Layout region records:
════════════════════
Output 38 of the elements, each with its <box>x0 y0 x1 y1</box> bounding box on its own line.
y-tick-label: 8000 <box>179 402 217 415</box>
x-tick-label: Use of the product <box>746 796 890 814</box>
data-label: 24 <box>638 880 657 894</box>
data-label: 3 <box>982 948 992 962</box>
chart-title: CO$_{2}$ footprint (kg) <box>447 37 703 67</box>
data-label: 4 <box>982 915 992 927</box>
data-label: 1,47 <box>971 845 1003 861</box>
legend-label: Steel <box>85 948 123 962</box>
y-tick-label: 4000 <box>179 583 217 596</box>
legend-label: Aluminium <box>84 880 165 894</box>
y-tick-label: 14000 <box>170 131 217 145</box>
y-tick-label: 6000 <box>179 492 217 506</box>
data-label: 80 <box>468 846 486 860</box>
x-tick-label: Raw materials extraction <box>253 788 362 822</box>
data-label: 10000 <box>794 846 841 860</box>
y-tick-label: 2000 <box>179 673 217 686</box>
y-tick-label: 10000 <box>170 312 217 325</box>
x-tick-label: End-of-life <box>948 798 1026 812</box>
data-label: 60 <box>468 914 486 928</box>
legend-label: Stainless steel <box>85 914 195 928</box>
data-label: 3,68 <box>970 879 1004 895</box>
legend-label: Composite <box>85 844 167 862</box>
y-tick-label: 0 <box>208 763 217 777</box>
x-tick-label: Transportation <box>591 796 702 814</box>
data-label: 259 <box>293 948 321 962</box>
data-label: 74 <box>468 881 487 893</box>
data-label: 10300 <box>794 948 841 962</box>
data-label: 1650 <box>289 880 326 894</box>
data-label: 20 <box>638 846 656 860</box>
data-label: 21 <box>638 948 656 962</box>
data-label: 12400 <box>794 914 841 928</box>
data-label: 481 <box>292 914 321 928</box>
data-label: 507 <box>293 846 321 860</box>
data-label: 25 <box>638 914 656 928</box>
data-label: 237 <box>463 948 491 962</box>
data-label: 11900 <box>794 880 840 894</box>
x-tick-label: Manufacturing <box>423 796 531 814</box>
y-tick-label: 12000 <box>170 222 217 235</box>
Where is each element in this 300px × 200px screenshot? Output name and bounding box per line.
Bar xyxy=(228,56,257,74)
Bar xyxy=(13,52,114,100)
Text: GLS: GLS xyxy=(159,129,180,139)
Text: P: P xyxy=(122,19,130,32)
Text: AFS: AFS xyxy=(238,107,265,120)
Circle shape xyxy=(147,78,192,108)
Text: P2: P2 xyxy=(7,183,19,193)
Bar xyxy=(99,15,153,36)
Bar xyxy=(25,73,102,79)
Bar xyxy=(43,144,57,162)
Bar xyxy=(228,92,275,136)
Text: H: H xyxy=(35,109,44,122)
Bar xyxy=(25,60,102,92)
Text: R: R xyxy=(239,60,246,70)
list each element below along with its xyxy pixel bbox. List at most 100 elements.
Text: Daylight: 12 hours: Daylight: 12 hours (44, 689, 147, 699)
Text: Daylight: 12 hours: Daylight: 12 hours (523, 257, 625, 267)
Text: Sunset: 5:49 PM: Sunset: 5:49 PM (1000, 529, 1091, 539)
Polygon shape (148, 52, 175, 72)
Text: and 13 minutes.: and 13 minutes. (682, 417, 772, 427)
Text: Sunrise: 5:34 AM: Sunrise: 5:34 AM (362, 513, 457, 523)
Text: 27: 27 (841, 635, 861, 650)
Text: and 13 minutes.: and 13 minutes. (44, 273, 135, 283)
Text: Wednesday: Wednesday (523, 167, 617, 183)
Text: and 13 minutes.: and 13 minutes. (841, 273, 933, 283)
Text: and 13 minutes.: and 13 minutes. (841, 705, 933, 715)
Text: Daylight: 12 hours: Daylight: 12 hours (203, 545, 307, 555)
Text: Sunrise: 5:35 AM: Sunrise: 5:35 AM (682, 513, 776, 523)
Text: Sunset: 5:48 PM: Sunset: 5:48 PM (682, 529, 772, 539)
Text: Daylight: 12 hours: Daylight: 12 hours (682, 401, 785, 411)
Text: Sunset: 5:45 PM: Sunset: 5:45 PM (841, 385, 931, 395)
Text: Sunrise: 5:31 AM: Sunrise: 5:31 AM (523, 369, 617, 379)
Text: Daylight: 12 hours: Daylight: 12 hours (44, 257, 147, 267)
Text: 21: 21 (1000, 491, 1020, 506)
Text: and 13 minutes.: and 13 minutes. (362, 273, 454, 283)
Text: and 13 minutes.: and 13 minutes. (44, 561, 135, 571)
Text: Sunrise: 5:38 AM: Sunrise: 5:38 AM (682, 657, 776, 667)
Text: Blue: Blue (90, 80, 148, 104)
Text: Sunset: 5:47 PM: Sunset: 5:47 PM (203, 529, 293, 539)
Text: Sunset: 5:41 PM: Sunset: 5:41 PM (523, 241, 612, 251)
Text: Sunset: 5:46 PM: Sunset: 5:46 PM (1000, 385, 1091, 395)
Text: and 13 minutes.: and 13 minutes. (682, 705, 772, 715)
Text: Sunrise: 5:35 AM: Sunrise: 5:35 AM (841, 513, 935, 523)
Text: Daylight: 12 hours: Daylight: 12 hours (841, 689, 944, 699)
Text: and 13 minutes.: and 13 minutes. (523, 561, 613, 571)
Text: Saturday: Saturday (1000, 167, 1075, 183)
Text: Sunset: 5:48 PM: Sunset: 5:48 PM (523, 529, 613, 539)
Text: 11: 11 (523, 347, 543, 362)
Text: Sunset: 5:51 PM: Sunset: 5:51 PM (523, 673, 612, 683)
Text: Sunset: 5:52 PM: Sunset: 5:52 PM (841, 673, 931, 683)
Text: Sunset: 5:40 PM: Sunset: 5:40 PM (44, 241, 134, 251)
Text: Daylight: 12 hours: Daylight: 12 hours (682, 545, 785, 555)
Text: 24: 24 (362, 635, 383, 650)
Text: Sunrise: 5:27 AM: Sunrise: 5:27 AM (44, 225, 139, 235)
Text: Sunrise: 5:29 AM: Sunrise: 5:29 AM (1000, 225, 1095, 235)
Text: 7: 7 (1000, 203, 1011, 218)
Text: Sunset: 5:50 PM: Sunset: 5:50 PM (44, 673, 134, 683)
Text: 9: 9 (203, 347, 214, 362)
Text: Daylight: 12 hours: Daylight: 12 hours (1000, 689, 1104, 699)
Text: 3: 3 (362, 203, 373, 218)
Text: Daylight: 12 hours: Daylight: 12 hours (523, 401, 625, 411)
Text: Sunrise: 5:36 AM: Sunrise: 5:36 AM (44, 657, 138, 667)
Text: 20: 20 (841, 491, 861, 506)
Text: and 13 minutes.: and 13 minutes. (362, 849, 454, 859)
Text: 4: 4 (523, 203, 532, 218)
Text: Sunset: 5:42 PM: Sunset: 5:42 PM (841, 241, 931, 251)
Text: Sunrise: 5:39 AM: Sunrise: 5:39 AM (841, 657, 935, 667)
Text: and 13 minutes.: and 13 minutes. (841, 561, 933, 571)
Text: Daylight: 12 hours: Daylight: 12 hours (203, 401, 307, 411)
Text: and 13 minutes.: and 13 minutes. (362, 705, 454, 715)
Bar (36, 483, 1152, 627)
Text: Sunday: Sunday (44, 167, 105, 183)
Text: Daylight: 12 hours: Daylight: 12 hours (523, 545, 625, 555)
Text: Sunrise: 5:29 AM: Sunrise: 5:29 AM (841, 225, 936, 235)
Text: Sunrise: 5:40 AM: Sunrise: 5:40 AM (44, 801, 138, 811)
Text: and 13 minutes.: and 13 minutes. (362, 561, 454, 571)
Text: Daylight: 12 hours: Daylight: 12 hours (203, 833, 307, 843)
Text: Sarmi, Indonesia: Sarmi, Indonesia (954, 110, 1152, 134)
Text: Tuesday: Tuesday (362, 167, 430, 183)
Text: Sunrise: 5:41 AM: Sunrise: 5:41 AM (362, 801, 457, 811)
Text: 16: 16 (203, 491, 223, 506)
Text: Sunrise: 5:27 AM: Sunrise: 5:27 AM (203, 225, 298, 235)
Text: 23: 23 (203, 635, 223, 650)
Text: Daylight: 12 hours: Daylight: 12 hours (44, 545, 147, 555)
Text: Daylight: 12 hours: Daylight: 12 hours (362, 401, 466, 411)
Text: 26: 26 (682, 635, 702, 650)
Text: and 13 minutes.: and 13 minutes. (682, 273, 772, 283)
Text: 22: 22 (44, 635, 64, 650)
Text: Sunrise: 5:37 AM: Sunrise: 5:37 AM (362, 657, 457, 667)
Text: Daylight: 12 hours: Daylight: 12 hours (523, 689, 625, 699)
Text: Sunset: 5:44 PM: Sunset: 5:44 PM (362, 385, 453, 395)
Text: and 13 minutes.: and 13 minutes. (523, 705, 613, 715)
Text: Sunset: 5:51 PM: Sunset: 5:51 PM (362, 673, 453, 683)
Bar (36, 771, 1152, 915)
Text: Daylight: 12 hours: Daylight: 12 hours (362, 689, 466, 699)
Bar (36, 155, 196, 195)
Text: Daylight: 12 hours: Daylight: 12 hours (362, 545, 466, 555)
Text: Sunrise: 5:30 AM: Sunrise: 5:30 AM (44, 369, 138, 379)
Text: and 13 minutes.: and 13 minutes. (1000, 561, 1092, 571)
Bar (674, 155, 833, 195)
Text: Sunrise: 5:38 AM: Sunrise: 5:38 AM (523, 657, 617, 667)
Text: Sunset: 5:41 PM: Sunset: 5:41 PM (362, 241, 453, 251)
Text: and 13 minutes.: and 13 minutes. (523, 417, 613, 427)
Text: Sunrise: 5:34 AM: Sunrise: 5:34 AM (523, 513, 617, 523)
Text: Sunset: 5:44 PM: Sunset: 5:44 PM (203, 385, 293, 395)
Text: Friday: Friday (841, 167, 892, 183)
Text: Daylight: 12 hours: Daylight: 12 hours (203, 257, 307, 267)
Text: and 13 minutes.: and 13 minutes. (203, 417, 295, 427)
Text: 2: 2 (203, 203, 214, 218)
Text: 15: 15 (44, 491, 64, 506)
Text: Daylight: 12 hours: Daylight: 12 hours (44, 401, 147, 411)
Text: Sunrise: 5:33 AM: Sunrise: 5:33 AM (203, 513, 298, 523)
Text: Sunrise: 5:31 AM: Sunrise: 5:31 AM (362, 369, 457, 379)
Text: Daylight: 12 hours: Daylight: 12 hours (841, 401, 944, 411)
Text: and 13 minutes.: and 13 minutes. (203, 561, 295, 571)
════════════════════
== WRITTEN PROBLEM ==
Repeat the records word for word from the very first line through the line containing "legend-label: Aluminium <box>84".

== TASK OUTPUT ==
Output 38 of the elements, each with its <box>x0 y0 x1 y1</box> bounding box on its own line.
y-tick-label: 8000 <box>179 402 217 415</box>
x-tick-label: Use of the product <box>746 796 890 814</box>
data-label: 24 <box>638 880 657 894</box>
data-label: 3 <box>982 948 992 962</box>
chart-title: CO$_{2}$ footprint (kg) <box>447 37 703 67</box>
data-label: 4 <box>982 915 992 927</box>
data-label: 1,47 <box>971 845 1003 861</box>
legend-label: Steel <box>85 948 123 962</box>
y-tick-label: 4000 <box>179 583 217 596</box>
legend-label: Aluminium <box>84 880 165 894</box>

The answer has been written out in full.